> **Korte opdracht 1**:
Hoe hoog is volgens de uitspraak de dwangsom die verweerder per dag moet betalen?

> **Gegeven tekst**:
###
ECLI:NL:RBZWB:2023:2324

Rechtbank Zeeland-West-Brabant

Datum uitspraak
4 april 2023
Publicatiedatum
6 april 2023
Zaaknummer
AWB- 23_1184
Instantie
Rechtbank Zeeland-West-Brabant
Type
Uitspraak
Rechtsgebied
Bestuursrecht
Procedures
  • Eerste aanleg - enkelvoudig
Vindplaatsen
  • Rechtspraak.nl
AI samenvatting door LexboostAutomatisch gegenereerd

Beroep tegen niet tijdig beslissen op aanvraag op grond van de Wet open overheid

In deze uitspraak van de Rechtbank Zeeland-West-Brabant, gedateerd 4 april 2023, is het beroep van eiseres gegrond verklaard. Eiseres had een aanvraag ingediend op 13 november 2022, maar de minister van Volksgezondheid, Welzijn en Sport, verweerder, had niet tijdig beslist. De rechtbank oordeelt dat verweerder de beslistermijn, die uiterlijk op 12 december 2022 had moeten verlopen, niet rechtsgeldig heeft verlengd. Eiseres heeft verweerder op 18 januari 2023 in gebreke gesteld, waarna de rechtbank oordeelt dat het beroep kennelijk gegrond is. De rechtbank draagt verweerder op om binnen twee weken na deze uitspraak alsnog een besluit te nemen, met een uiterste datum van 1 juni 2023. Tevens wordt verweerder verplicht een dwangsom van € 100,- per dag te betalen voor elke dag dat de beslistermijn wordt overschreden, met een maximum van € 15.000,-. Eiseres heeft recht op vergoeding van het betaalde griffierecht van € 184,- en een proceskostenvergoeding van € 418,50. De rechtbank benadrukt het belang van een zorgvuldige heroverweging en erkent de noodzaak van een langere termijn voor verweerder om op het Woo-verzoek te beslissen.
###
> **Korte opdracht 2**:
Geef het deel van de vermeldingen dat begint met de regel met "x-tick-label: 1600 [931,1239,976,1261]" en eindigt met de regel met "y-tick-label: 500 [69,1110,102,1132]" weer als JSON-lijst van strings, één string per regel, beide regels inbegrepen en lege regels weggelaten.

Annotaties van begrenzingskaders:
###
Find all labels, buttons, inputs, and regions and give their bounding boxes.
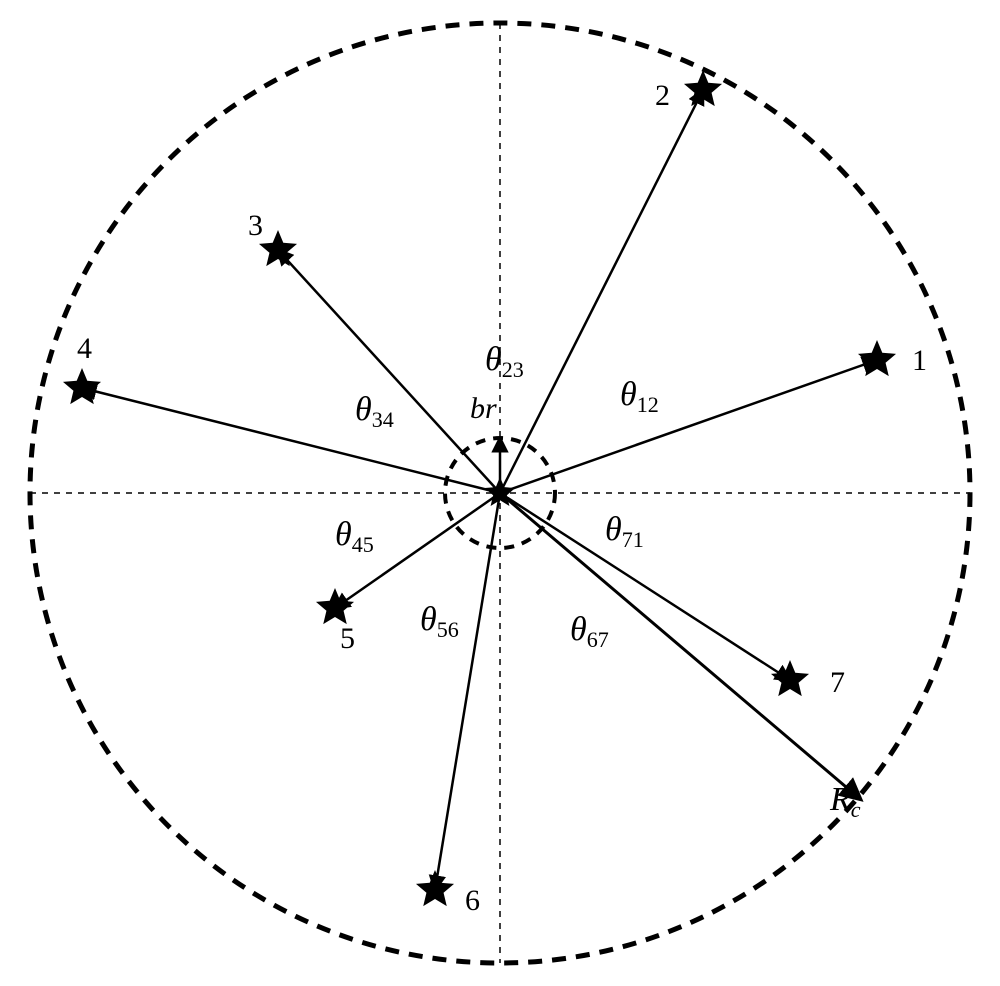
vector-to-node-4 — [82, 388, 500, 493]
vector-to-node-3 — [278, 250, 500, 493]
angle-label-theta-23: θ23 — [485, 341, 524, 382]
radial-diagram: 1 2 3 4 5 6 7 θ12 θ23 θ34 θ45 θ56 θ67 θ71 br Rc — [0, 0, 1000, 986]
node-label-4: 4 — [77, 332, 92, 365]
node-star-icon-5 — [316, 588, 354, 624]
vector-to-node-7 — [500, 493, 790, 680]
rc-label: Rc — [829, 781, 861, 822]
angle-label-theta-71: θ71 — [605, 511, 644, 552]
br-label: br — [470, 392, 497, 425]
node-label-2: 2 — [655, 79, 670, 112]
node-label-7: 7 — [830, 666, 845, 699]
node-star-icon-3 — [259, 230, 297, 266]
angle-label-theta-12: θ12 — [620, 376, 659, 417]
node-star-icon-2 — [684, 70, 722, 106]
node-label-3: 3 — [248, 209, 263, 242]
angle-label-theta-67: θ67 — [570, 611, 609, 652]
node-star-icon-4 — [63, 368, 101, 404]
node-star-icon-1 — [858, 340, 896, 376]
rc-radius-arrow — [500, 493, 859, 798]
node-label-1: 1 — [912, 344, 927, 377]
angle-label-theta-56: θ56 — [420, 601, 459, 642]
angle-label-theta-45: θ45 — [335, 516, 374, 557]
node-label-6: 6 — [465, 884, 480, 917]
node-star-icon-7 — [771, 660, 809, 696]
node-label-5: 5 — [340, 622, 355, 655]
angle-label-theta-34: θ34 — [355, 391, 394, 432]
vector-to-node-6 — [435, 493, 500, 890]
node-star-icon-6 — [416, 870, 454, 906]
###
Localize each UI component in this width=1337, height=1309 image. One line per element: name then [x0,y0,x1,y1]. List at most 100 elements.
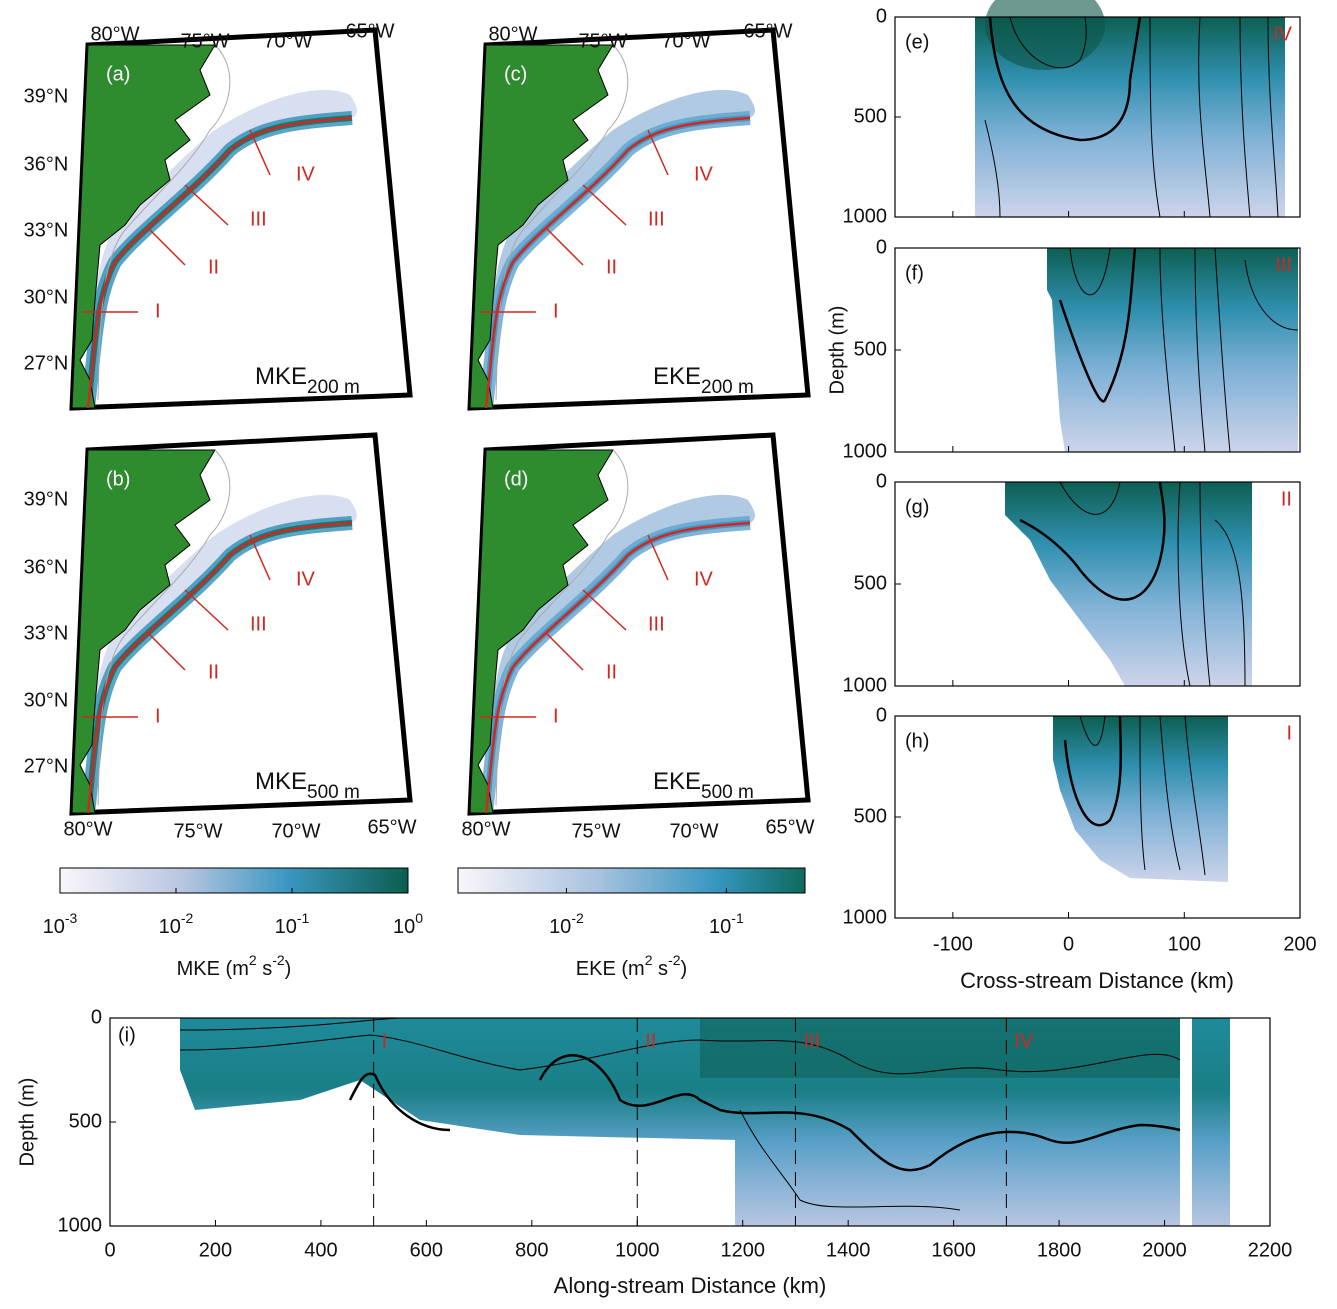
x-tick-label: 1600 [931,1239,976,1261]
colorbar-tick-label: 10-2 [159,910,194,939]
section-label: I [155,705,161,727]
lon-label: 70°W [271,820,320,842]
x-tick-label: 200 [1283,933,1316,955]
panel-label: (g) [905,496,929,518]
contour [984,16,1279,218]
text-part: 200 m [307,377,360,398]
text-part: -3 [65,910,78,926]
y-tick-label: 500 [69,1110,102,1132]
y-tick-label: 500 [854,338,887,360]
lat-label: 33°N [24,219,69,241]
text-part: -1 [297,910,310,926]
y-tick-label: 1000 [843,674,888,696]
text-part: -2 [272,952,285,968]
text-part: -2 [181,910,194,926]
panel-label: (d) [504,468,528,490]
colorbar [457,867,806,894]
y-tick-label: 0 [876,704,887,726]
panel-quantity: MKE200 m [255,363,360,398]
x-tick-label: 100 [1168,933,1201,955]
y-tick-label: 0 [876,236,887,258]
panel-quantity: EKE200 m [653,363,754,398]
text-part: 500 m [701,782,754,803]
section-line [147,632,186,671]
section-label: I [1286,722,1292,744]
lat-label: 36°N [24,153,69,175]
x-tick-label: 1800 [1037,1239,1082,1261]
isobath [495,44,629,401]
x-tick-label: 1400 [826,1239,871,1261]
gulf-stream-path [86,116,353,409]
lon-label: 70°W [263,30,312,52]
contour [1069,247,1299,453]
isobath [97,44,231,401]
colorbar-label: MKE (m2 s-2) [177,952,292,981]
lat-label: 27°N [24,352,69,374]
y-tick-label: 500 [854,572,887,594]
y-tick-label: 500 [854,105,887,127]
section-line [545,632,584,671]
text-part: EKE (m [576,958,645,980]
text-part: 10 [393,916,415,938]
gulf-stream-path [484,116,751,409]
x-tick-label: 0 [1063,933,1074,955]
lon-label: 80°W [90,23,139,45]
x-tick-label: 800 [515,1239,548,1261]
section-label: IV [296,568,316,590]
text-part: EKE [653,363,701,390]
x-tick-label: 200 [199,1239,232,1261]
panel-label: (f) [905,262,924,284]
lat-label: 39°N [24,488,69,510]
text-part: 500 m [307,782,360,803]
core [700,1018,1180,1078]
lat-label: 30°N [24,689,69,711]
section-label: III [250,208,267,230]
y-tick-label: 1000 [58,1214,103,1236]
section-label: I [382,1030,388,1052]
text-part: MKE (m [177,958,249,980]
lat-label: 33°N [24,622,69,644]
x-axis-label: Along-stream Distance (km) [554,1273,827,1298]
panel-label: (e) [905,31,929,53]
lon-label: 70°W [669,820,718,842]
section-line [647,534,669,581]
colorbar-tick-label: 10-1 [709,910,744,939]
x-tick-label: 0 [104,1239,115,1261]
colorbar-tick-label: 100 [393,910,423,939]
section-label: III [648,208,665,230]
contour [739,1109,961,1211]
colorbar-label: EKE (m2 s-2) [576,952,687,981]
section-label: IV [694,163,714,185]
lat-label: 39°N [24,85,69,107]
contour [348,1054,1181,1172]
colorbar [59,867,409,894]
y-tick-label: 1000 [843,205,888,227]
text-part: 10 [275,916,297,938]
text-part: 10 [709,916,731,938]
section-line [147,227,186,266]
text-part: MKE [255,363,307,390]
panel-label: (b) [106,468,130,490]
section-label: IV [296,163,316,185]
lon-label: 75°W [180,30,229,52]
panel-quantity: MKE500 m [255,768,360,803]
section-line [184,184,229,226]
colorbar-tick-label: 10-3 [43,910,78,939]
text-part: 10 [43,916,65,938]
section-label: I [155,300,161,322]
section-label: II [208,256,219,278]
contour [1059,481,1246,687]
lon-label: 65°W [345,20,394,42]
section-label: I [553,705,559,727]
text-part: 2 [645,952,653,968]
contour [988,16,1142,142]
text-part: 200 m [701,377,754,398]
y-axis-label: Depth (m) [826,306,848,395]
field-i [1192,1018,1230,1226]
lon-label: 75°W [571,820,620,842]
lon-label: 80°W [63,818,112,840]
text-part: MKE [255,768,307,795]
###
> **Volledige uitwerking 1**:
€ 100,- per dag.

> **Volledige uitwerking 2**:
[
  "x-tick-label: 1600 [931,1239,976,1261]",
  "colorbar-tick-label: 10-2 [159,910,194,939]",
  "section-label: I [155,705,161,727]",
  "lon-label: 70°W [271,820,320,842]",
  "x-tick-label: 200 [1283,933,1316,955]",
  "panel-label: (g) [905,496,929,518]",
  "contour [984,16,1279,218]",
  "text-part: 200 m [307,377,360,398]",
  "text-part: -3 [65,910,78,926]",
  "y-tick-label: 500 [69,1110,102,1132]"
]